### What to produce
Copy out the entries below precisely; nothing is to be omitted.

### Available data
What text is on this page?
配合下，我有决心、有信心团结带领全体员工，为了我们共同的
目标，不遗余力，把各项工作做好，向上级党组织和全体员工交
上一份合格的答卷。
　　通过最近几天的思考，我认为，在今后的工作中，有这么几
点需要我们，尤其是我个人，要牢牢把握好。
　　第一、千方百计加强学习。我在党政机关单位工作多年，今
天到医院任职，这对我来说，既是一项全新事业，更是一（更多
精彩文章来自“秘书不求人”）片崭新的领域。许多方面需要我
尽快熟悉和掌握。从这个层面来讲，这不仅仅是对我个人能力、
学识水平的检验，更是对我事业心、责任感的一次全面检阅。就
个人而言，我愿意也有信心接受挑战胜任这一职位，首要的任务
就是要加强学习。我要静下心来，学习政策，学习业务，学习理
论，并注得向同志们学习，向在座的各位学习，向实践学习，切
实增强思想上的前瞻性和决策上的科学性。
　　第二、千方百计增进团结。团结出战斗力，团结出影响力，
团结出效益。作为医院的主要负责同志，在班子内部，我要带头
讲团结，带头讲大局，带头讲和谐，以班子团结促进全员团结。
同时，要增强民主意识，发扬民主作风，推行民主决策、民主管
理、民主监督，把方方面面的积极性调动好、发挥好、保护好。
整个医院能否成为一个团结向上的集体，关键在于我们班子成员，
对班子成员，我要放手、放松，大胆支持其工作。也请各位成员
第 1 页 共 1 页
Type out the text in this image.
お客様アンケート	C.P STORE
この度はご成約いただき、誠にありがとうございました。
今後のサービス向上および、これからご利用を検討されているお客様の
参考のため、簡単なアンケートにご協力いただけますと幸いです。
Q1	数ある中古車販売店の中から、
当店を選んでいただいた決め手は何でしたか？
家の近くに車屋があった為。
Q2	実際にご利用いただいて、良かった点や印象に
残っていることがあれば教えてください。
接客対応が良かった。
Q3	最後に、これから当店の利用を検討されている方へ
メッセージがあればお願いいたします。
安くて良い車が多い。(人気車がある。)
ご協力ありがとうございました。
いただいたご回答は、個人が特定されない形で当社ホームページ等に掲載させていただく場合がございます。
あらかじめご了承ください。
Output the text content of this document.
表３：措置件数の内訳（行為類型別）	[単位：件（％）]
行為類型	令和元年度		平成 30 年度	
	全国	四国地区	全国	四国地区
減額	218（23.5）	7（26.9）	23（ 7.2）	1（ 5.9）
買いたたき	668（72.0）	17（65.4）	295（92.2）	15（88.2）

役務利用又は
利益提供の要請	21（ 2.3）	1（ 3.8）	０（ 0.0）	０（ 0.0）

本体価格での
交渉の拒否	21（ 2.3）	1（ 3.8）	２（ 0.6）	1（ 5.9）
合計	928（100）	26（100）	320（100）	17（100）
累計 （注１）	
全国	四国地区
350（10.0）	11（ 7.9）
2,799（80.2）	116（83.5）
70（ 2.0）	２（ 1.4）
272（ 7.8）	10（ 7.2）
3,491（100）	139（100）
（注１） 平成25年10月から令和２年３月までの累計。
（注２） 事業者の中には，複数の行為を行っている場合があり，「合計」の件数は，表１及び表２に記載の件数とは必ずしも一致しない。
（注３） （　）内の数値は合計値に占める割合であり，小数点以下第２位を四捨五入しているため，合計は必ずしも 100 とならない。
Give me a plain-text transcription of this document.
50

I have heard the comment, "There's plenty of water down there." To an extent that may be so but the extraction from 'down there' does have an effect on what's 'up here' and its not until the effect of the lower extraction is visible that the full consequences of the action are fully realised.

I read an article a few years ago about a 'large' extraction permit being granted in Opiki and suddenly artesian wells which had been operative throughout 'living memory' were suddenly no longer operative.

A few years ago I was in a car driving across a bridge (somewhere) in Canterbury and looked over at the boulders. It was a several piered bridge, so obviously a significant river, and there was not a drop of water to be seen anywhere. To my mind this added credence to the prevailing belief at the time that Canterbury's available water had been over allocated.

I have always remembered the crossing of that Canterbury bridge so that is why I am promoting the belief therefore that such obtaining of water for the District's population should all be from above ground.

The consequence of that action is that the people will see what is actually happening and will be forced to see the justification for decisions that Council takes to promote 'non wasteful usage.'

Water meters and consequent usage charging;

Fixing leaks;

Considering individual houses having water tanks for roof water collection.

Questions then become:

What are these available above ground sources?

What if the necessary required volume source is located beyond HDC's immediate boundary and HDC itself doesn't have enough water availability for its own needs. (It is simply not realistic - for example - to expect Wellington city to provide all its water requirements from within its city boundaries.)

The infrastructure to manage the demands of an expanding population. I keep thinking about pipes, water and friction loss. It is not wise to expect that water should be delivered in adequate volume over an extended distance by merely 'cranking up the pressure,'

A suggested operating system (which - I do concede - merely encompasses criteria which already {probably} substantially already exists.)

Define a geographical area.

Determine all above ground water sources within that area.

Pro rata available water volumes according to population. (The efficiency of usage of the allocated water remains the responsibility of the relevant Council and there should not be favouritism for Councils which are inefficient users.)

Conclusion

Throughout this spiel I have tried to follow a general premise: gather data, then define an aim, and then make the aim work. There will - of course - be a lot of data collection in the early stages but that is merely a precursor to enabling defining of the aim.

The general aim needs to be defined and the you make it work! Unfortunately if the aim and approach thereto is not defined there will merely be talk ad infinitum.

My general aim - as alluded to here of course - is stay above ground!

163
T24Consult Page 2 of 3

### The response
What text is on this page?
配合下，我有决心、有信心团结带领全体员工，为了我们共同的
目标，不遗余力，把各项工作做好，向上级党组织和全体员工交
上一份合格的答卷。
　　通过最近几天的思考，我认为，在今后的工作中，有这么几
点需要我们，尤其是我个人，要牢牢把握好。
　　第一、千方百计加强学习。我在党政机关单位工作多年，今
天到医院任职，这对我来说，既是一项全新事业，更是一（更多
精彩文章来自“秘书不求人”）片崭新的领域。许多方面需要我
尽快熟悉和掌握。从这个层面来讲，这不仅仅是对我个人能力、
学识水平的检验，更是对我事业心、责任感的一次全面检阅。就
个人而言，我愿意也有信心接受挑战胜任这一职位，首要的任务
就是要加强学习。我要静下心来，学习政策，学习业务，学习理
论，并注得向同志们学习，向在座的各位学习，向实践学习，切
实增强思想上的前瞻性和决策上的科学性。
　　第二、千方百计增进团结。团结出战斗力，团结出影响力，
团结出效益。作为医院的主要负责同志，在班子内部，我要带头
讲团结，带头讲大局，带头讲和谐，以班子团结促进全员团结。
同时，要增强民主意识，发扬民主作风，推行民主决策、民主管
理、民主监督，把方方面面的积极性调动好、发挥好、保护好。
整个医院能否成为一个团结向上的集体，关键在于我们班子成员，
对班子成员，我要放手、放松，大胆支持其工作。也请各位成员
第 1 页 共 1 页
Type out the text in this image.
お客様アンケート	C.P STORE
この度はご成約いただき、誠にありがとうございました。
今後のサービス向上および、これからご利用を検討されているお客様の
参考のため、簡単なアンケートにご協力いただけますと幸いです。
Q1	数ある中古車販売店の中から、
当店を選んでいただいた決め手は何でしたか？
家の近くに車屋があった為。
Q2	実際にご利用いただいて、良かった点や印象に
残っていることがあれば教えてください。
接客対応が良かった。
Q3	最後に、これから当店の利用を検討されている方へ
メッセージがあればお願いいたします。
安くて良い車が多い。(人気車がある。)
ご協力ありがとうございました。
いただいたご回答は、個人が特定されない形で当社ホームページ等に掲載させていただく場合がございます。
あらかじめご了承ください。
Output the text content of this document.
表３：措置件数の内訳（行為類型別）	[単位：件（％）]
行為類型	令和元年度		平成 30 年度	
	全国	四国地区	全国	四国地区
減額	218（23.5）	7（26.9）	23（ 7.2）	1（ 5.9）
買いたたき	668（72.0）	17（65.4）	295（92.2）	15（88.2）

役務利用又は
利益提供の要請	21（ 2.3）	1（ 3.8）	０（ 0.0）	０（ 0.0）

本体価格での
交渉の拒否	21（ 2.3）	1（ 3.8）	２（ 0.6）	1（ 5.9）
合計	928（100）	26（100）	320（100）	17（100）
累計 （注１）	
全国	四国地区
350（10.0）	11（ 7.9）
2,799（80.2）	116（83.5）
70（ 2.0）	２（ 1.4）
272（ 7.8）	10（ 7.2）
3,491（100）	139（100）
（注１） 平成25年10月から令和２年３月までの累計。
（注２） 事業者の中には，複数の行為を行っている場合があり，「合計」の件数は，表１及び表２に記載の件数とは必ずしも一致しない。
（注３） （　）内の数値は合計値に占める割合であり，小数点以下第２位を四捨五入しているため，合計は必ずしも 100 とならない。
Give me a plain-text transcription of this document.
50

I have heard the comment, "There's plenty of water down there." To an extent that may be so but the extraction from 'down there' does have an effect on what's 'up here' and its not until the effect of the lower extraction is visible that the full consequences of the action are fully realised.

I read an article a few years ago about a 'large' extraction permit being granted in Opiki and suddenly artesian wells which had been operative throughout 'living memory' were suddenly no longer operative.

A few years ago I was in a car driving across a bridge (somewhere) in Canterbury and looked over at the boulders. It was a several piered bridge, so obviously a significant river, and there was not a drop of water to be seen anywhere. To my mind this added credence to the prevailing belief at the time that Canterbury's available water had been over allocated.

I have always remembered the crossing of that Canterbury bridge so that is why I am promoting the belief therefore that such obtaining of water for the District's population should all be from above ground.

The consequence of that action is that the people will see what is actually happening and will be forced to see the justification for decisions that Council takes to promote 'non wasteful usage.'

Water meters and consequent usage charging;

Fixing leaks;

Considering individual houses having water tanks for roof water collection.

Questions then become:

What are these available above ground sources?

What if the necessary required volume source is located beyond HDC's immediate boundary and HDC itself doesn't have enough water availability for its own needs. (It is simply not realistic - for example - to expect Wellington city to provide all its water requirements from within its city boundaries.)

The infrastructure to manage the demands of an expanding population. I keep thinking about pipes, water and friction loss. It is not wise to expect that water should be delivered in adequate volume over an extended distance by merely 'cranking up the pressure,'

A suggested operating system (which - I do concede - merely encompasses criteria which already {probably} substantially already exists.)

Define a geographical area.

Determine all above ground water sources within that area.

Pro rata available water volumes according to population. (The efficiency of usage of the allocated water remains the responsibility of the relevant Council and there should not be favouritism for Councils which are inefficient users.)

Conclusion

Throughout this spiel I have tried to follow a general premise: gather data, then define an aim, and then make the aim work. There will - of course - be a lot of data collection in the early stages but that is merely a precursor to enabling defining of the aim.

The general aim needs to be defined and the you make it work! Unfortunately if the aim and approach thereto is not defined there will merely be talk ad infinitum.

My general aim - as alluded to here of course - is stay above ground!

163
T24Consult Page 2 of 3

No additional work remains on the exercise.